• [Aim of the task]
In the listing below, pick out lines with "अवसर".

▶

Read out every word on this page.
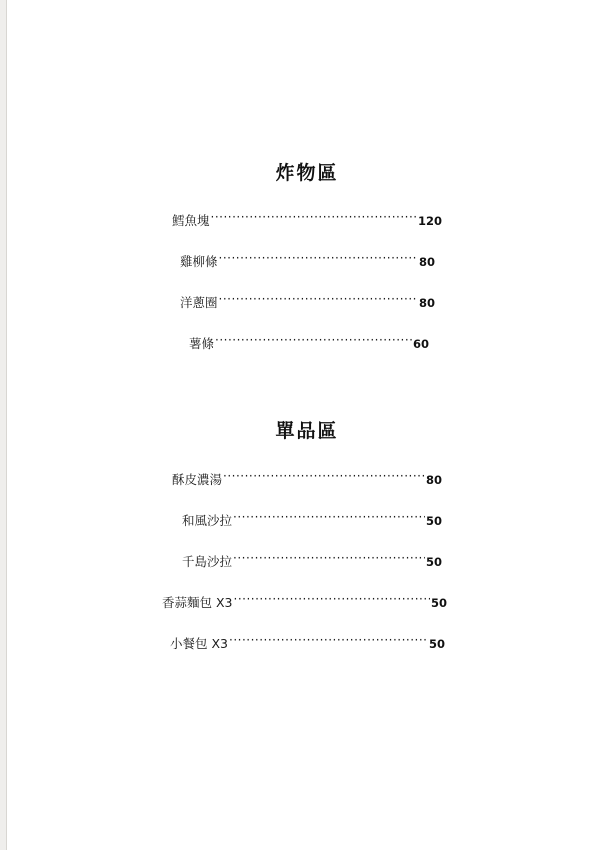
炸物區
鱈魚塊 ·····	120
雞柳條 ·····	80
洋蔥圈 ·····	80
薯條 ·····	60
單品區
酥皮濃湯 ·····	80
和風沙拉 ·····	50
千島沙拉 ·····	50
香蒜麵包 X3 ·····	50
小餐包 X3 ·····	50
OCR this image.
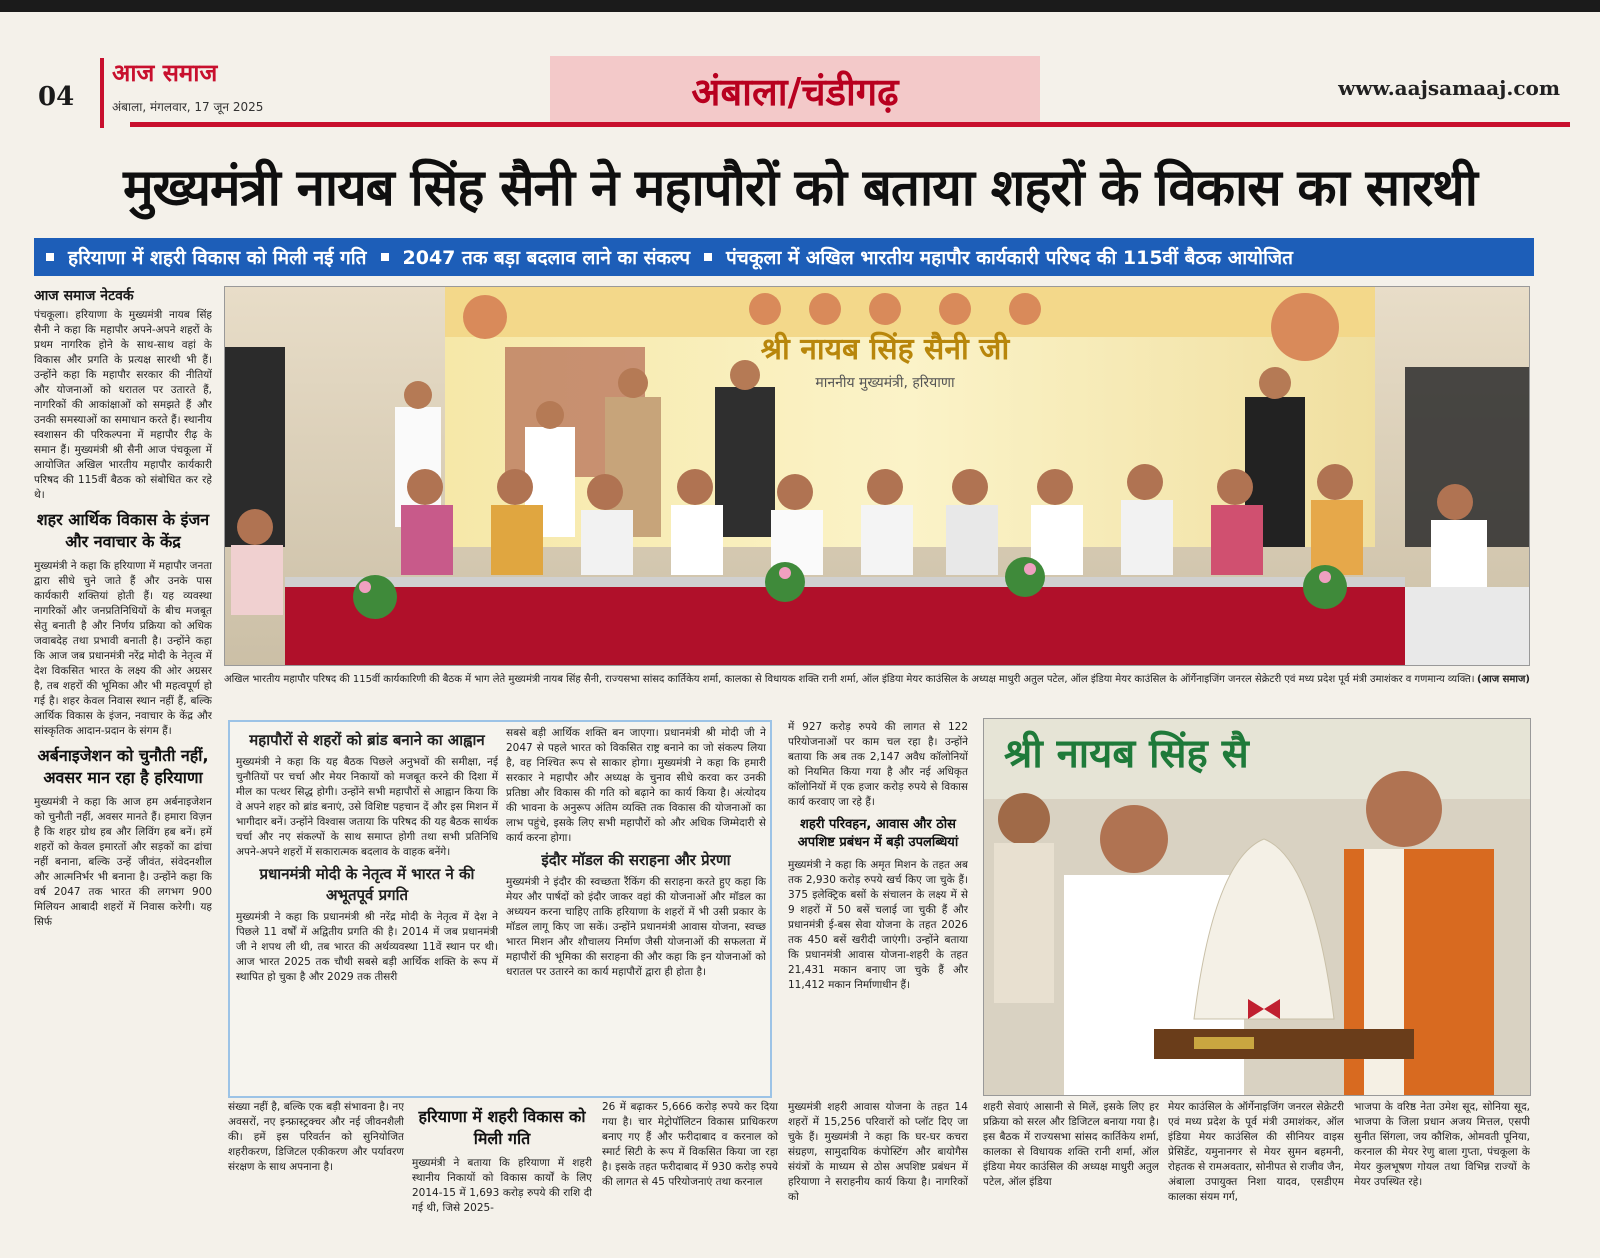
04
आज समाज
अंबाला, मंगलवार, 17 जून 2025	अंबाला/चंडीगढ़	www.aajsamaaj.com
मुख्यमंत्री नायब सिंह सैनी ने महापौरों को बताया शहरों के विकास का सारथी
हरियाणा में शहरी विकास को मिली नई गति 2047 तक बड़ा बदलाव लाने का संकल्प पंचकूला में अखिल भारतीय महापौर कार्यकारी परिषद की 115वीं बैठक आयोजित
आज समाज नेटवर्क

पंचकूला। हरियाणा के मुख्यमंत्री नायब सिंह सैनी ने कहा कि महापौर अपने-अपने शहरों के प्रथम नागरिक होने के साथ-साथ वहां के विकास और प्रगति के प्रत्यक्ष सारथी भी हैं। उन्होंने कहा कि महापौर सरकार की नीतियों और योजनाओं को धरातल पर उतारते हैं, नागरिकों की आकांक्षाओं को समझते हैं और उनकी समस्याओं का समाधान करते हैं। स्थानीय स्वशासन की परिकल्पना में महापौर रीढ़ के समान हैं। मुख्यमंत्री श्री सैनी आज पंचकूला में आयोजित अखिल भारतीय महापौर कार्यकारी परिषद की 115वीं बैठक को संबोधित कर रहे थे।

शहर आर्थिक विकास के इंजन और नवाचार के केंद्र

मुख्यमंत्री ने कहा कि हरियाणा में महापौर जनता द्वारा सीधे चुने जाते हैं और उनके पास कार्यकारी शक्तियां होती हैं। यह व्यवस्था नागरिकों और जनप्रतिनिधियों के बीच मजबूत सेतु बनाती है और निर्णय प्रक्रिया को अधिक जवाबदेह तथा प्रभावी बनाती है। उन्होंने कहा कि आज जब प्रधानमंत्री नरेंद्र मोदी के नेतृत्व में देश विकसित भारत के लक्ष्य की ओर अग्रसर है, तब शहरों की भूमिका और भी महत्वपूर्ण हो गई है। शहर केवल निवास स्थान नहीं हैं, बल्कि आर्थिक विकास के इंजन, नवाचार के केंद्र और सांस्कृतिक आदान-प्रदान के संगम हैं।

अर्बनाइजेशन को चुनौती नहीं, अवसर मान रहा है हरियाणा

मुख्यमंत्री ने कहा कि आज हम अर्बनाइजेशन को चुनौती नहीं, अवसर मानते हैं। हमारा विज़न है कि शहर ग्रोथ हब और लिविंग हब बनें। हमें शहरों को केवल इमारतों और सड़कों का ढांचा नहीं बनाना, बल्कि उन्हें जीवंत, संवेदनशील और आत्मनिर्भर भी बनाना है। उन्होंने कहा कि वर्ष 2047 तक भारत की लगभग 900 मिलियन आबादी शहरों में निवास करेगी। यह सिर्फ

श्री नायब सिंह सैनी जी
माननीय मुख्यमंत्री, हरियाणा
अखिल भारतीय महापौर परिषद की 115वीं कार्यकारिणी की बैठक में भाग लेते मुख्यमंत्री नायब सिंह सैनी, राज्यसभा सांसद कार्तिकेय शर्मा, कालका से विधायक शक्ति रानी शर्मा, ऑल इंडिया मेयर काउंसिल के अध्यक्ष माधुरी अतुल पटेल, ऑल इंडिया मेयर काउंसिल के ऑर्गेनाइजिंग जनरल सेक्रेटरी एवं मध्य प्रदेश पूर्व मंत्री उमाशंकर व गणमान्य व्यक्ति। (आज समाज)
महापौरों से शहरों को ब्रांड बनाने का आह्वान

मुख्यमंत्री ने कहा कि यह बैठक पिछले अनुभवों की समीक्षा, नई चुनौतियों पर चर्चा और मेयर निकायों को मजबूत करने की दिशा में मील का पत्थर सिद्ध होगी। उन्होंने सभी महापौरों से आह्वान किया कि वे अपने शहर को ब्रांड बनाएं, उसे विशिष्ट पहचान दें और इस मिशन में भागीदार बनें। उन्होंने विश्वास जताया कि परिषद की यह बैठक सार्थक चर्चा और नए संकल्पों के साथ समाप्त होगी तथा सभी प्रतिनिधि अपने-अपने शहरों में सकारात्मक बदलाव के वाहक बनेंगे।

प्रधानमंत्री मोदी के नेतृत्व में भारत ने की अभूतपूर्व प्रगति

मुख्यमंत्री ने कहा कि प्रधानमंत्री श्री नरेंद्र मोदी के नेतृत्व में देश ने पिछले 11 वर्षों में अद्वितीय प्रगति की है। 2014 में जब प्रधानमंत्री जी ने शपथ ली थी, तब भारत की अर्थव्यवस्था 11वें स्थान पर थी। आज भारत 2025 तक चौथी सबसे बड़ी आर्थिक शक्ति के रूप में स्थापित हो चुका है और 2029 तक तीसरी

सबसे बड़ी आर्थिक शक्ति बन जाएगा। प्रधानमंत्री श्री मोदी जी ने 2047 से पहले भारत को विकसित राष्ट्र बनाने का जो संकल्प लिया है, वह निश्चित रूप से साकार होगा। मुख्यमंत्री ने कहा कि हमारी सरकार ने महापौर और अध्यक्ष के चुनाव सीधे करवा कर उनकी प्रतिष्ठा और विकास की गति को बढ़ाने का कार्य किया है। अंत्योदय की भावना के अनुरूप अंतिम व्यक्ति तक विकास की योजनाओं का लाभ पहुंचे, इसके लिए सभी महापौरों को और अधिक जिम्मेदारी से कार्य करना होगा।

इंदौर मॉडल की सराहना और प्रेरणा

मुख्यमंत्री ने इंदौर की स्वच्छता रैंकिंग की सराहना करते हुए कहा कि मेयर और पार्षदों को इंदौर जाकर वहां की योजनाओं और मॉडल का अध्ययन करना चाहिए ताकि हरियाणा के शहरों में भी उसी प्रकार के मॉडल लागू किए जा सकें। उन्होंने प्रधानमंत्री आवास योजना, स्वच्छ भारत मिशन और शौचालय निर्माण जैसी योजनाओं की सफलता में महापौरों की भूमिका की सराहना की और कहा कि इन योजनाओं को धरातल पर उतारने का कार्य महापौरों द्वारा ही होता है।

में 927 करोड़ रुपये की लागत से 122 परियोजनाओं पर काम चल रहा है। उन्होंने बताया कि अब तक 2,147 अवैध कॉलोनियों को नियमित किया गया है और नई अधिकृत कॉलोनियों में एक हजार करोड़ रुपये से विकास कार्य करवाए जा रहे हैं।

शहरी परिवहन, आवास और ठोस अपशिष्ट प्रबंधन में बड़ी उपलब्धियां

मुख्यमंत्री ने कहा कि अमृत मिशन के तहत अब तक 2,930 करोड़ रुपये खर्च किए जा चुके हैं। 375 इलेक्ट्रिक बसों के संचालन के लक्ष्य में से 9 शहरों में 50 बसें चलाई जा चुकी हैं और प्रधानमंत्री ई-बस सेवा योजना के तहत 2026 तक 450 बसें खरीदी जाएंगी। उन्होंने बताया कि प्रधानमंत्री आवास योजना-शहरी के तहत 21,431 मकान बनाए जा चुके हैं और 11,412 मकान निर्माणाधीन हैं।

श्री नायब सिंह सै

संख्या नहीं है, बल्कि एक बड़ी संभावना है। नए अवसरों, नए इन्फ्रास्ट्रक्चर और नई जीवनशैली की। हमें इस परिवर्तन को सुनियोजित शहरीकरण, डिजिटल एकीकरण और पर्यावरण संरक्षण के साथ अपनाना है।

हरियाणा में शहरी विकास को मिली गति

मुख्यमंत्री ने बताया कि हरियाणा में शहरी स्थानीय निकायों को विकास कार्यों के लिए 2014-15 में 1,693 करोड़ रुपये की राशि दी गई थी, जिसे 2025-

26 में बढ़ाकर 5,666 करोड़ रुपये कर दिया गया है। चार मेट्रोपॉलिटन विकास प्राधिकरण बनाए गए हैं और फरीदाबाद व करनाल को स्मार्ट सिटी के रूप में विकसित किया जा रहा है। इसके तहत फरीदाबाद में 930 करोड़ रुपये की लागत से 45 परियोजनाएं तथा करनाल

मुख्यमंत्री शहरी आवास योजना के तहत 14 शहरों में 15,256 परिवारों को प्लॉट दिए जा चुके हैं। मुख्यमंत्री ने कहा कि घर-घर कचरा संग्रहण, सामुदायिक कंपोस्टिंग और बायोगैस संयंत्रों के माध्यम से ठोस अपशिष्ट प्रबंधन में हरियाणा ने सराहनीय कार्य किया है। नागरिकों को

शहरी सेवाएं आसानी से मिलें, इसके लिए हर प्रक्रिया को सरल और डिजिटल बनाया गया है। इस बैठक में राज्यसभा सांसद कार्तिकेय शर्मा, कालका से विधायक शक्ति रानी शर्मा, ऑल इंडिया मेयर काउंसिल की अध्यक्ष माधुरी अतुल पटेल, ऑल इंडिया

मेयर काउंसिल के ऑर्गेनाइजिंग जनरल सेक्रेटरी एवं मध्य प्रदेश के पूर्व मंत्री उमाशंकर, ऑल इंडिया मेयर काउंसिल की सीनियर वाइस प्रेसिडेंट, यमुनानगर से मेयर सुमन बहमनी, रोहतक से रामअवतार, सोनीपत से राजीव जैन, अंबाला उपायुक्त निशा यादव, एसडीएम कालका संयम गर्ग,

भाजपा के वरिष्ठ नेता उमेश सूद, सोनिया सूद, भाजपा के जिला प्रधान अजय मित्तल, एसपी सुनीत सिंगला, जय कौशिक, ओमवती पूनिया, करनाल की मेयर रेणु बाला गुप्ता, पंचकूला के मेयर कुलभूषण गोयल तथा विभिन्न राज्यों के मेयर उपस्थित रहे।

◀

• [The response]
अर्बनाइजेशन को चुनौती नहीं, अवसर मान रहा है हरियाणा
मुख्यमंत्री ने कहा कि आज हम अर्बनाइजेशन को चुनौती नहीं, अवसर मानते हैं। हमारा विज़न है कि शहर ग्रोथ हब और लिविंग हब बनें। हमें शहरों को केवल इमारतों और सड़कों का ढांचा नहीं बनाना, बल्कि उन्हें जीवंत, संवेदनशील और आत्मनिर्भर भी बनाना है। उन्होंने कहा कि वर्ष 2047 तक भारत की लगभग 900 मिलियन आबादी शहरों में निवास करेगी। यह सिर्फ
संख्या नहीं है, बल्कि एक बड़ी संभावना है। नए अवसरों, नए इन्फ्रास्ट्रक्चर और नई जीवनशैली की। हमें इस परिवर्तन को सुनियोजित शहरीकरण, डिजिटल एकीकरण और पर्यावरण संरक्षण के साथ अपनाना है।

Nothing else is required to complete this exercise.